The task ::
Write out every item again with each occurrence of "svg-text" replaced by "map-label" and nothing else altered, omitting the pictures.

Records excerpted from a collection

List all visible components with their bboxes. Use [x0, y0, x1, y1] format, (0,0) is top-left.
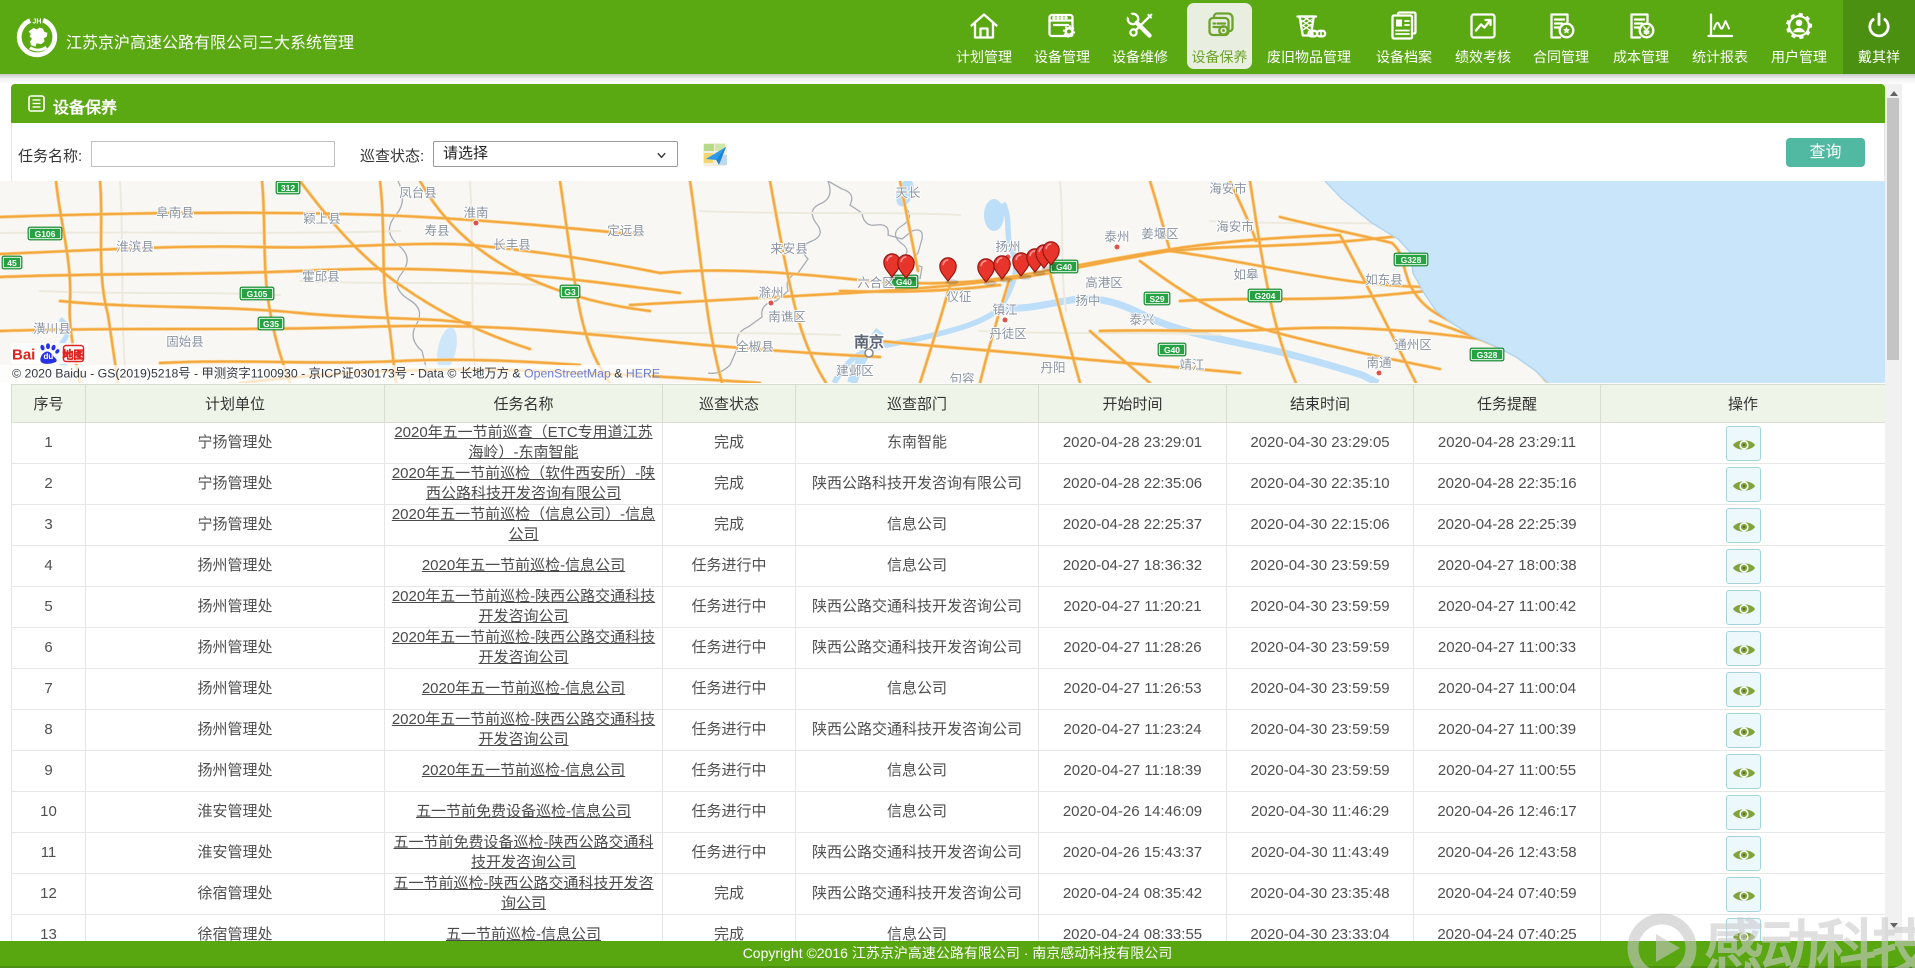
- svg-text:G328: G328: [1401, 255, 1422, 265]
- svg-text:定远县: 定远县: [607, 223, 645, 238]
- svg-text:滁州: 滁州: [758, 285, 783, 300]
- svg-text:南谯区: 南谯区: [768, 309, 806, 324]
- svg-text:淮滨县: 淮滨县: [116, 239, 154, 254]
- svg-text:南通: 南通: [1366, 355, 1392, 370]
- svg-text:高港区: 高港区: [1085, 275, 1123, 290]
- svg-text:仪征: 仪征: [946, 290, 972, 304]
- svg-text:地图: 地图: [63, 347, 85, 361]
- svg-text:Bai: Bai: [12, 347, 35, 364]
- svg-text:JH: JH: [33, 19, 42, 26]
- svg-text:潢川县: 潢川县: [33, 322, 71, 336]
- svg-text:扬中: 扬中: [1075, 293, 1100, 308]
- svg-text:丹阳: 丹阳: [1040, 361, 1065, 375]
- svg-text:海安市: 海安市: [1216, 219, 1254, 234]
- svg-text:六合区: 六合区: [857, 275, 895, 290]
- svg-text:G35: G35: [263, 319, 279, 329]
- svg-text:G40: G40: [1164, 345, 1180, 355]
- svg-text:S29: S29: [1149, 294, 1164, 304]
- svg-text:丹徒区: 丹徒区: [989, 327, 1027, 341]
- svg-text:G105: G105: [247, 289, 268, 299]
- svg-text:长丰县: 长丰县: [493, 238, 531, 252]
- svg-text:全椒县: 全椒县: [736, 339, 774, 354]
- svg-text:45: 45: [7, 258, 17, 268]
- svg-text:霍邱县: 霍邱县: [302, 270, 340, 284]
- svg-text:凤台县: 凤台县: [399, 185, 437, 200]
- svg-text:泰兴: 泰兴: [1129, 313, 1154, 327]
- svg-text:淮南: 淮南: [463, 205, 488, 220]
- svg-text:通州区: 通州区: [1394, 338, 1432, 352]
- svg-text:建邺区: 建邺区: [836, 364, 874, 378]
- svg-text:du: du: [44, 352, 54, 361]
- svg-text:G328: G328: [1477, 350, 1498, 360]
- svg-text:© 2020 Baidu - GS(2019)5218号 -: © 2020 Baidu - GS(2019)5218号 - 甲测资字11009…: [12, 366, 660, 381]
- svg-text:寿县: 寿县: [424, 224, 449, 238]
- svg-text:G204: G204: [1255, 291, 1276, 301]
- svg-text:扬州: 扬州: [995, 239, 1020, 254]
- svg-text:G3: G3: [564, 287, 576, 297]
- svg-text:镇江: 镇江: [992, 303, 1017, 317]
- svg-text:阜南县: 阜南县: [156, 205, 194, 220]
- svg-text:G106: G106: [35, 229, 56, 239]
- svg-text:姜堰区: 姜堰区: [1141, 226, 1179, 241]
- svg-text:感动科技: 感动科技: [1704, 915, 1915, 968]
- svg-text:如东县: 如东县: [1365, 272, 1403, 287]
- svg-text:如皋: 如皋: [1233, 267, 1259, 282]
- svg-text:固始县: 固始县: [166, 335, 204, 349]
- svg-text:颖上县: 颖上县: [303, 212, 341, 226]
- svg-text:来安县: 来安县: [770, 241, 808, 256]
- svg-text:句容: 句容: [949, 371, 974, 383]
- svg-text:312: 312: [281, 183, 295, 193]
- svg-text:天长: 天长: [895, 186, 921, 200]
- svg-text:靖江: 靖江: [1179, 358, 1204, 372]
- svg-text:泰州: 泰州: [1104, 230, 1129, 244]
- svg-text:海安市: 海安市: [1209, 181, 1247, 196]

Answer to this problem ::
List all visible components with their bboxes. Use [x0, y0, x1, y1] format, (0,0) is top-left.
- map-label:G328: G328: [1401, 255, 1422, 265]
- map-label:定远县: 定远县: [607, 223, 645, 238]
- map-label:滁州: 滁州: [758, 285, 783, 300]
- map-label:南谯区: 南谯区: [768, 309, 806, 324]
- map-label:淮滨县: 淮滨县: [116, 239, 154, 254]
- map-label:南通: 南通: [1366, 355, 1392, 370]
- map-label:高港区: 高港区: [1085, 275, 1123, 290]
- map-label:仪征: 仪征: [946, 290, 972, 304]
- map-label:地图: 地图: [63, 347, 85, 361]
- map-label:Bai: Bai: [12, 347, 35, 364]
- map-label:JH: JH: [33, 19, 42, 26]
- map-label:潢川县: 潢川县: [33, 322, 71, 336]
- map-label:扬中: 扬中: [1075, 293, 1100, 308]
- map-label:丹阳: 丹阳: [1040, 361, 1065, 375]
- map-label:海安市: 海安市: [1216, 219, 1254, 234]
- map-label:六合区: 六合区: [857, 275, 895, 290]
- map-label:G35: G35: [263, 319, 279, 329]
- map-label:G40: G40: [1164, 345, 1180, 355]
- map-label:S29: S29: [1149, 294, 1164, 304]
- map-label:丹徒区: 丹徒区: [989, 327, 1027, 341]
- map-label:G105: G105: [247, 289, 268, 299]
- map-label:长丰县: 长丰县: [493, 238, 531, 252]
- map-label:全椒县: 全椒县: [736, 339, 774, 354]
- map-label:45: 45: [7, 258, 17, 268]
- map-label:霍邱县: 霍邱县: [302, 270, 340, 284]
- map-label:凤台县: 凤台县: [399, 185, 437, 200]
- map-label:泰兴: 泰兴: [1129, 313, 1154, 327]
- map-label:淮南: 淮南: [463, 205, 488, 220]
- map-label:通州区: 通州区: [1394, 338, 1432, 352]
- map-label:建邺区: 建邺区: [836, 364, 874, 378]
- map-label:du: du: [44, 352, 54, 361]
- map-label:G328: G328: [1477, 350, 1498, 360]
- map-label:© 2020 Baidu - GS(2019)5218号 -: © 2020 Baidu - GS(2019)5218号 - 甲测资字11009…: [12, 366, 660, 381]
- map-label:寿县: 寿县: [424, 224, 449, 238]
- map-label:G204: G204: [1255, 291, 1276, 301]
- map-label:扬州: 扬州: [995, 239, 1020, 254]
- map-label:G3: G3: [564, 287, 576, 297]
- map-label:镇江: 镇江: [992, 303, 1017, 317]
- map-label:阜南县: 阜南县: [156, 205, 194, 220]
- map-label:G106: G106: [35, 229, 56, 239]
- map-label:姜堰区: 姜堰区: [1141, 226, 1179, 241]
- map-label:感动科技: 感动科技: [1704, 915, 1915, 968]
- map-label:如东县: 如东县: [1365, 272, 1403, 287]
- map-label:如皋: 如皋: [1233, 267, 1259, 282]
- map-label:固始县: 固始县: [166, 335, 204, 349]
- map-label:颖上县: 颖上县: [303, 212, 341, 226]
- map-label:来安县: 来安县: [770, 241, 808, 256]
- map-label:句容: 句容: [949, 371, 974, 383]
- map-label:312: 312: [281, 183, 295, 193]
- map-label:天长: 天长: [895, 186, 921, 200]
- map-label:靖江: 靖江: [1179, 358, 1204, 372]
- map-label:泰州: 泰州: [1104, 230, 1129, 244]
- map-label:海安市: 海安市: [1209, 181, 1247, 196]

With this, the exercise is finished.